**Passage provided**
# # # # # # #

JULIE BISHOP: No, Kevin is assisting Brendan on one of the great policy challenges of our times and that will be federal-state relations. You need somebody of Kevin's experience and understanding of the three levels of government to be able to work with us to develop a policy that we can take to the next election. It's a very significant area.

Now there were only 20 places available in Cabinet. We wanted to bring in new faces as well as combine it with some people who had Cabinet experience and Kevin's agreed to take on this other very significant role, which I'm sure he'll do very effectively.

TONY JONES: Let's move on. I'm sure you saw Julia Gillard earlier on the 7.30 Report. You're now shadowing her in part of her portfolio. What do you think the public will make of this contest between two powerful, articulate women?

JULIE BISHOP: Well, I think the Australian public will see it as a reflection of what happens in the Australian community. Women are taking on leadership roles. Women are taking on roles in business, in industry, in the public and private sector and it was only a matter of time that we would see women in leadership roles in the major parties.

TONY JONES: Leadership roles is the important thing here. I'm wondering is part of the fascination for the voting public to try and see which of you has a chance to become Prime Minister first.

JULIE BISHOP: Well, I think the focus ought to be on how we perform in our respective roles. I will be taking the game up to Julia Gillard on the question of Employment and Workplace Relations. Now this is a very significant issue for Australia going forward. The effective workplace relations reforms we've seen over the last 10 years have given rise to the economic prosperity we're enjoying today.

TONY JONES: There's also perhaps the most unpopular policy of your government and helped lead to your being thrown out of office. So the big question is, are you going to stand by everything in those workplace reforms and keep them going as they were as a big platform for the next election, or make major changes?

JULIE BISHOP: WorkChoices was a piece of legislation introduced just 18 months ago. I'm talking about the workplace reforms that have given rise to low unemployment, to a huge job creation in this country. We don't want to go back to the days of union militancy and industrial disruption and a million people unemployed. We don't want to go back to those days.

# # # # # # #

**Questions**
A) According to the interview transcript, how many places were available in Cabinet?
B) Return the part of the interview transcript between "JULIE BISHOP: Well, I think the focus" and "we're enjoying today.", inclusive, copied word for word.

(Records from a data source)

# # # # # # #

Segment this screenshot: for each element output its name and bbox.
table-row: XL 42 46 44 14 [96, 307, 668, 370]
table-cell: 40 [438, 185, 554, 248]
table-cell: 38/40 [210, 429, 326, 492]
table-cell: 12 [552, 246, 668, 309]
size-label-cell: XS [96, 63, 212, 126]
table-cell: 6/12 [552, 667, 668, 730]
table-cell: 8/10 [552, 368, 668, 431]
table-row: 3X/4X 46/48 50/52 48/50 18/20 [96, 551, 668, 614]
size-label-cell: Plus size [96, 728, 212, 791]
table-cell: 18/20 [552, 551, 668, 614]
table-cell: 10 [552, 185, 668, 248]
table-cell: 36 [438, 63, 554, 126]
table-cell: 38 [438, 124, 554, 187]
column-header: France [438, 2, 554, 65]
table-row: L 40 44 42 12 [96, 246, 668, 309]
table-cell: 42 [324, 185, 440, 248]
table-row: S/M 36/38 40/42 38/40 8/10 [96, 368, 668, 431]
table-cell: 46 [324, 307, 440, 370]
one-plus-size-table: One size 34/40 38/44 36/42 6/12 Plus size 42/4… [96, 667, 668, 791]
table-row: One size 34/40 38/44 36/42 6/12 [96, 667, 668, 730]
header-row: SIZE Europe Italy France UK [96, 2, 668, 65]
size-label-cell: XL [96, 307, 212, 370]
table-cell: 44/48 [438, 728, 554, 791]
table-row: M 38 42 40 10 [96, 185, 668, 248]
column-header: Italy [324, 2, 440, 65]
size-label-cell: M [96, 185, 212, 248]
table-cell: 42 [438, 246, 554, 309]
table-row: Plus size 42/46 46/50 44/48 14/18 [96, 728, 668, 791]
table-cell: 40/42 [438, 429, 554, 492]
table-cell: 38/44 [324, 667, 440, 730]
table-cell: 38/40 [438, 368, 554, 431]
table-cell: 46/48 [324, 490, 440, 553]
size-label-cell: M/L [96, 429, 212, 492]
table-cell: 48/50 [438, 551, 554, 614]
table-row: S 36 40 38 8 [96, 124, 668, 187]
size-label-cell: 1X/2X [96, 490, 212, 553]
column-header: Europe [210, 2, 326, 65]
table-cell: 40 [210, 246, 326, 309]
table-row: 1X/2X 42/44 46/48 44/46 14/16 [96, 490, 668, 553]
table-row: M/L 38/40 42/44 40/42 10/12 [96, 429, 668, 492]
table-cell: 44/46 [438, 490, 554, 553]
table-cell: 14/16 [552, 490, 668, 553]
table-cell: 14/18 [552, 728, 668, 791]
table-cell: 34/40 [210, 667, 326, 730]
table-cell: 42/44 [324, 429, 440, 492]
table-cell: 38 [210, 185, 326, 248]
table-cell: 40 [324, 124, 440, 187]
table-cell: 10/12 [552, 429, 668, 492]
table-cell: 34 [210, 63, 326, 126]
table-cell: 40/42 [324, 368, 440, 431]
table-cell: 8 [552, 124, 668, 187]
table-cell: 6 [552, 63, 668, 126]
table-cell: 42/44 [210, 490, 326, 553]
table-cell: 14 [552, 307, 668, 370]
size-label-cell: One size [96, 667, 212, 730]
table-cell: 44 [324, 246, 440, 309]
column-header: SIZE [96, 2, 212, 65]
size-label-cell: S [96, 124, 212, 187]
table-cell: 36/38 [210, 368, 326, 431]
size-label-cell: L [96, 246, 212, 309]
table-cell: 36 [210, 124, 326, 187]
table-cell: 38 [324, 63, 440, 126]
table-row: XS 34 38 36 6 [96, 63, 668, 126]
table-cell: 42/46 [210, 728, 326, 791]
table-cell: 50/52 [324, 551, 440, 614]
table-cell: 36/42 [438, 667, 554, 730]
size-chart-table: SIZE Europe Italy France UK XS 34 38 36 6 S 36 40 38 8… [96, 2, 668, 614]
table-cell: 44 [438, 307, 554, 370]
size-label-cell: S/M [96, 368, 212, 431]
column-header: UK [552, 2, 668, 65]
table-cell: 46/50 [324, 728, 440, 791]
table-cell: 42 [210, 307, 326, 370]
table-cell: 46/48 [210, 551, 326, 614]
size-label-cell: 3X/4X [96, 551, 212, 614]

# # # # # # #

**Answers by item number**
A) Only 20 places were available in Cabinet.

B)
JULIE BISHOP: Well, I think the focus ought to be on how we perform in our respective roles. I will be taking the game up to Julia Gillard on the question of Employment and Workplace Relations. Now this is a very significant issue for Australia going forward. The effective workplace relations reforms we've seen over the last 10 years have given rise to the economic prosperity we're enjoying today.